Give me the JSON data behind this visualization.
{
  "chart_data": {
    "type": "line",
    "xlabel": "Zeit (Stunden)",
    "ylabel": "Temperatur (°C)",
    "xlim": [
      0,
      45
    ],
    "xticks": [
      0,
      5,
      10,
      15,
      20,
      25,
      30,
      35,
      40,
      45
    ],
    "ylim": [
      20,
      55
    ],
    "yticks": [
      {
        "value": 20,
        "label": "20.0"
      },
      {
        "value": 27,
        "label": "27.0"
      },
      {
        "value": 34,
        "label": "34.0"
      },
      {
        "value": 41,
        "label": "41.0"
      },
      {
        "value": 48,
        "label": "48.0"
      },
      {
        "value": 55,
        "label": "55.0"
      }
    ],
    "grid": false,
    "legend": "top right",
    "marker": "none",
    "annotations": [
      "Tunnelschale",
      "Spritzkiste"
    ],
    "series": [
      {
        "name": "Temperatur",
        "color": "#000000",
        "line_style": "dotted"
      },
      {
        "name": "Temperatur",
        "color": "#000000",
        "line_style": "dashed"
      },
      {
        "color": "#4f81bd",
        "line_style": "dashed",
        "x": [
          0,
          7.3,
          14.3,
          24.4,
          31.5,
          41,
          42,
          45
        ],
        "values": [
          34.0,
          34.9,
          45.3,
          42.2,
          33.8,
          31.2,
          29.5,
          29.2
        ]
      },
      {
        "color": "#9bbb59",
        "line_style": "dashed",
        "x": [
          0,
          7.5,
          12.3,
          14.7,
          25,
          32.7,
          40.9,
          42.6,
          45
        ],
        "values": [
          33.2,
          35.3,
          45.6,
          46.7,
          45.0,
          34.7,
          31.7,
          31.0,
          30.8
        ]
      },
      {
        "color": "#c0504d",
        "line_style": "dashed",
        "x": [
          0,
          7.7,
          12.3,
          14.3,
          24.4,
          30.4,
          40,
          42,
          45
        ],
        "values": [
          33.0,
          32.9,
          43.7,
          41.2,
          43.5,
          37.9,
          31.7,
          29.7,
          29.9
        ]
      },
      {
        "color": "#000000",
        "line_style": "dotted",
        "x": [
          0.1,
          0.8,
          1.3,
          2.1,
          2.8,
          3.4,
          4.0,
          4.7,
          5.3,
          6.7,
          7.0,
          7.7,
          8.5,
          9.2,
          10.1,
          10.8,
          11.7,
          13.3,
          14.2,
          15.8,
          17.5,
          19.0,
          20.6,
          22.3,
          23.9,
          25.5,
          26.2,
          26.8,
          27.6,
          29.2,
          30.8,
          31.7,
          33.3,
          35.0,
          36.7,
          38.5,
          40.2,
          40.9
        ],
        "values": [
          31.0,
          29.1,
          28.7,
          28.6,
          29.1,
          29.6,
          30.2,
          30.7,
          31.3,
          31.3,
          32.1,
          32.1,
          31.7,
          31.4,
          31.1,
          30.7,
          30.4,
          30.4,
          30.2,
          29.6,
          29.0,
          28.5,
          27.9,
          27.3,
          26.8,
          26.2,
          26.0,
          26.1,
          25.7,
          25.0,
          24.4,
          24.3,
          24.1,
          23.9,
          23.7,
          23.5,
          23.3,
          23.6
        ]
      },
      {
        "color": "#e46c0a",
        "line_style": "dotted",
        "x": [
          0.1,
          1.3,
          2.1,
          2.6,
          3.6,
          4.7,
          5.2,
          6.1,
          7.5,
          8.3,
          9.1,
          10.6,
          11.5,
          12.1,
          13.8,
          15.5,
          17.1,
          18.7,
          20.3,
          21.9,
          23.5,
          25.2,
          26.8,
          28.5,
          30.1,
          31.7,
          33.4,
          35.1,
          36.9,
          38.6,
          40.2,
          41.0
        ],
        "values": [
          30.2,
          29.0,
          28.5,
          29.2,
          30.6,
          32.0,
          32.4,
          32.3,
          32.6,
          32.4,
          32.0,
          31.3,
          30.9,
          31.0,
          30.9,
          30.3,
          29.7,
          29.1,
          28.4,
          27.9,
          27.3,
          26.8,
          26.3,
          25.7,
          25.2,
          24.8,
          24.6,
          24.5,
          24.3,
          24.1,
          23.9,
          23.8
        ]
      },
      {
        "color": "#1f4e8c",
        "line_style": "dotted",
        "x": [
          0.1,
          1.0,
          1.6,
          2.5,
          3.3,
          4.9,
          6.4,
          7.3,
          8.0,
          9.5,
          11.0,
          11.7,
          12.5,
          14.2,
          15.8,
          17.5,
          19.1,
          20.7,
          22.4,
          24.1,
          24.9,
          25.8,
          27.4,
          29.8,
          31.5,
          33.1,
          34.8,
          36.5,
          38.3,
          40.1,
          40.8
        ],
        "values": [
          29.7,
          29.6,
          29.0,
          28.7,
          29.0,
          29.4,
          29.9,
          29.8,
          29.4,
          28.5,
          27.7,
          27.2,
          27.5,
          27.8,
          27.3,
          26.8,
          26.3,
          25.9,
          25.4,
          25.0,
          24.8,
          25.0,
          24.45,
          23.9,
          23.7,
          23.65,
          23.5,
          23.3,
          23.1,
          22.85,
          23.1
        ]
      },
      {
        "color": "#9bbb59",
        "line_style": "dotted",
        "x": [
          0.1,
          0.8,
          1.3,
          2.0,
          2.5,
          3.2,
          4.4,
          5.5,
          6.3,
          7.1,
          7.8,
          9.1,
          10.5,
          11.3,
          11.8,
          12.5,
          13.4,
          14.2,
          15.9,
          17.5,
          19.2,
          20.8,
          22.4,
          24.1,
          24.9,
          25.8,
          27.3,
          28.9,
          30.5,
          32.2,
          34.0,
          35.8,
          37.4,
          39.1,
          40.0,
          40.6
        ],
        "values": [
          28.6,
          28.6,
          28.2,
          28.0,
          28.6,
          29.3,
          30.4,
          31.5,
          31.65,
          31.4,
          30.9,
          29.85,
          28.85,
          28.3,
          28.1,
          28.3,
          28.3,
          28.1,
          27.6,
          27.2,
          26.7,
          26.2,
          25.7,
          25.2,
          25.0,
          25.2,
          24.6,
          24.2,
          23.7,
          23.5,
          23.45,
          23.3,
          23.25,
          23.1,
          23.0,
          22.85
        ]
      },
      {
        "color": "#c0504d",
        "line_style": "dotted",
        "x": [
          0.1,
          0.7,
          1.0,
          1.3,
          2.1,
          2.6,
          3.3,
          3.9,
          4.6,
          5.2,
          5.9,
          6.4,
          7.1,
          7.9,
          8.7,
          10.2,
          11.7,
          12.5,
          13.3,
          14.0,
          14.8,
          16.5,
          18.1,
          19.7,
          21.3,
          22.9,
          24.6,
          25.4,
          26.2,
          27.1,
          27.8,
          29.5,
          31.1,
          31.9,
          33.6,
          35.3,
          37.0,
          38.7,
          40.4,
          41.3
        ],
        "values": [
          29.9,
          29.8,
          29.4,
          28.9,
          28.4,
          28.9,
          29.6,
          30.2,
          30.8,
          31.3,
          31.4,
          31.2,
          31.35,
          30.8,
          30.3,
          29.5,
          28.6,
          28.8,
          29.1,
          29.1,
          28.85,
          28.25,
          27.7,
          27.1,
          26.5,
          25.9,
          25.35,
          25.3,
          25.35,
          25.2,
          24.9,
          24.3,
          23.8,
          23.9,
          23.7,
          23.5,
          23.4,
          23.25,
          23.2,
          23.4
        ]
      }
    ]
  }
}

-------

STATED EXERCISE — Write out the whole listing exactly.

COMPLETED TASK —
Give me the JSON data behind this visualization.
{
  "chart_data": {
    "type": "line",
    "xlabel": "Zeit (Stunden)",
    "ylabel": "Temperatur (°C)",
    "xlim": [
      0,
      45
    ],
    "xticks": [
      0,
      5,
      10,
      15,
      20,
      25,
      30,
      35,
      40,
      45
    ],
    "ylim": [
      20,
      55
    ],
    "yticks": [
      {
        "value": 20,
        "label": "20.0"
      },
      {
        "value": 27,
        "label": "27.0"
      },
      {
        "value": 34,
        "label": "34.0"
      },
      {
        "value": 41,
        "label": "41.0"
      },
      {
        "value": 48,
        "label": "48.0"
      },
      {
        "value": 55,
        "label": "55.0"
      }
    ],
    "grid": false,
    "legend": "top right",
    "marker": "none",
    "annotations": [
      "Tunnelschale",
      "Spritzkiste"
    ],
    "series": [
      {
        "name": "Temperatur",
        "color": "#000000",
        "line_style": "dotted"
      },
      {
        "name": "Temperatur",
        "color": "#000000",
        "line_style": "dashed"
      },
      {
        "color": "#4f81bd",
        "line_style": "dashed",
        "x": [
          0,
          7.3,
          14.3,
          24.4,
          31.5,
          41,
          42,
          45
        ],
        "values": [
          34.0,
          34.9,
          45.3,
          42.2,
          33.8,
          31.2,
          29.5,
          29.2
        ]
      },
      {
        "color": "#9bbb59",
        "line_style": "dashed",
        "x": [
          0,
          7.5,
          12.3,
          14.7,
          25,
          32.7,
          40.9,
          42.6,
          45
        ],
        "values": [
          33.2,
          35.3,
          45.6,
          46.7,
          45.0,
          34.7,
          31.7,
          31.0,
          30.8
        ]
      },
      {
        "color": "#c0504d",
        "line_style": "dashed",
        "x": [
          0,
          7.7,
          12.3,
          14.3,
          24.4,
          30.4,
          40,
          42,
          45
        ],
        "values": [
          33.0,
          32.9,
          43.7,
          41.2,
          43.5,
          37.9,
          31.7,
          29.7,
          29.9
        ]
      },
      {
        "color": "#000000",
        "line_style": "dotted",
        "x": [
          0.1,
          0.8,
          1.3,
          2.1,
          2.8,
          3.4,
          4.0,
          4.7,
          5.3,
          6.7,
          7.0,
          7.7,
          8.5,
          9.2,
          10.1,
          10.8,
          11.7,
          13.3,
          14.2,
          15.8,
          17.5,
          19.0,
          20.6,
          22.3,
          23.9,
          25.5,
          26.2,
          26.8,
          27.6,
          29.2,
          30.8,
          31.7,
          33.3,
          35.0,
          36.7,
          38.5,
          40.2,
          40.9
        ],
        "values": [
          31.0,
          29.1,
          28.7,
          28.6,
          29.1,
          29.6,
          30.2,
          30.7,
          31.3,
          31.3,
          32.1,
          32.1,
          31.7,
          31.4,
          31.1,
          30.7,
          30.4,
          30.4,
          30.2,
          29.6,
          29.0,
          28.5,
          27.9,
          27.3,
          26.8,
          26.2,
          26.0,
          26.1,
          25.7,
          25.0,
          24.4,
          24.3,
          24.1,
          23.9,
          23.7,
          23.5,
          23.3,
          23.6
        ]
      },
      {
        "color": "#e46c0a",
        "line_style": "dotted",
        "x": [
          0.1,
          1.3,
          2.1,
          2.6,
          3.6,
          4.7,
          5.2,
          6.1,
          7.5,
          8.3,
          9.1,
          10.6,
          11.5,
          12.1,
          13.8,
          15.5,
          17.1,
          18.7,
          20.3,
          21.9,
          23.5,
          25.2,
          26.8,
          28.5,
          30.1,
          31.7,
          33.4,
          35.1,
          36.9,
          38.6,
          40.2,
          41.0
        ],
        "values": [
          30.2,
          29.0,
          28.5,
          29.2,
          30.6,
          32.0,
          32.4,
          32.3,
          32.6,
          32.4,
          32.0,
          31.3,
          30.9,
          31.0,
          30.9,
          30.3,
          29.7,
          29.1,
          28.4,
          27.9,
          27.3,
          26.8,
          26.3,
          25.7,
          25.2,
          24.8,
          24.6,
          24.5,
          24.3,
          24.1,
          23.9,
          23.8
        ]
      },
      {
        "color": "#1f4e8c",
        "line_style": "dotted",
        "x": [
          0.1,
          1.0,
          1.6,
          2.5,
          3.3,
          4.9,
          6.4,
          7.3,
          8.0,
          9.5,
          11.0,
          11.7,
          12.5,
          14.2,
          15.8,
          17.5,
          19.1,
          20.7,
          22.4,
          24.1,
          24.9,
          25.8,
          27.4,
          29.8,
          31.5,
          33.1,
          34.8,
          36.5,
          38.3,
          40.1,
          40.8
        ],
        "values": [
          29.7,
          29.6,
          29.0,
          28.7,
          29.0,
          29.4,
          29.9,
          29.8,
          29.4,
          28.5,
          27.7,
          27.2,
          27.5,
          27.8,
          27.3,
          26.8,
          26.3,
          25.9,
          25.4,
          25.0,
          24.8,
          25.0,
          24.45,
          23.9,
          23.7,
          23.65,
          23.5,
          23.3,
          23.1,
          22.85,
          23.1
        ]
      },
      {
        "color": "#9bbb59",
        "line_style": "dotted",
        "x": [
          0.1,
          0.8,
          1.3,
          2.0,
          2.5,
          3.2,
          4.4,
          5.5,
          6.3,
          7.1,
          7.8,
          9.1,
          10.5,
          11.3,
          11.8,
          12.5,
          13.4,
          14.2,
          15.9,
          17.5,
          19.2,
          20.8,
          22.4,
          24.1,
          24.9,
          25.8,
          27.3,
          28.9,
          30.5,
          32.2,
          34.0,
          35.8,
          37.4,
          39.1,
          40.0,
          40.6
        ],
        "values": [
          28.6,
          28.6,
          28.2,
          28.0,
          28.6,
          29.3,
          30.4,
          31.5,
          31.65,
          31.4,
          30.9,
          29.85,
          28.85,
          28.3,
          28.1,
          28.3,
          28.3,
          28.1,
          27.6,
          27.2,
          26.7,
          26.2,
          25.7,
          25.2,
          25.0,
          25.2,
          24.6,
          24.2,
          23.7,
          23.5,
          23.45,
          23.3,
          23.25,
          23.1,
          23.0,
          22.85
        ]
      },
      {
        "color": "#c0504d",
        "line_style": "dotted",
        "x": [
          0.1,
          0.7,
          1.0,
          1.3,
          2.1,
          2.6,
          3.3,
          3.9,
          4.6,
          5.2,
          5.9,
          6.4,
          7.1,
          7.9,
          8.7,
          10.2,
          11.7,
          12.5,
          13.3,
          14.0,
          14.8,
          16.5,
          18.1,
          19.7,
          21.3,
          22.9,
          24.6,
          25.4,
          26.2,
          27.1,
          27.8,
          29.5,
          31.1,
          31.9,
          33.6,
          35.3,
          37.0,
          38.7,
          40.4,
          41.3
        ],
        "values": [
          29.9,
          29.8,
          29.4,
          28.9,
          28.4,
          28.9,
          29.6,
          30.2,
          30.8,
          31.3,
          31.4,
          31.2,
          31.35,
          30.8,
          30.3,
          29.5,
          28.6,
          28.8,
          29.1,
          29.1,
          28.85,
          28.25,
          27.7,
          27.1,
          26.5,
          25.9,
          25.35,
          25.3,
          25.35,
          25.2,
          24.9,
          24.3,
          23.8,
          23.9,
          23.7,
          23.5,
          23.4,
          23.25,
          23.2,
          23.4
        ]
      }
    ]
  }
}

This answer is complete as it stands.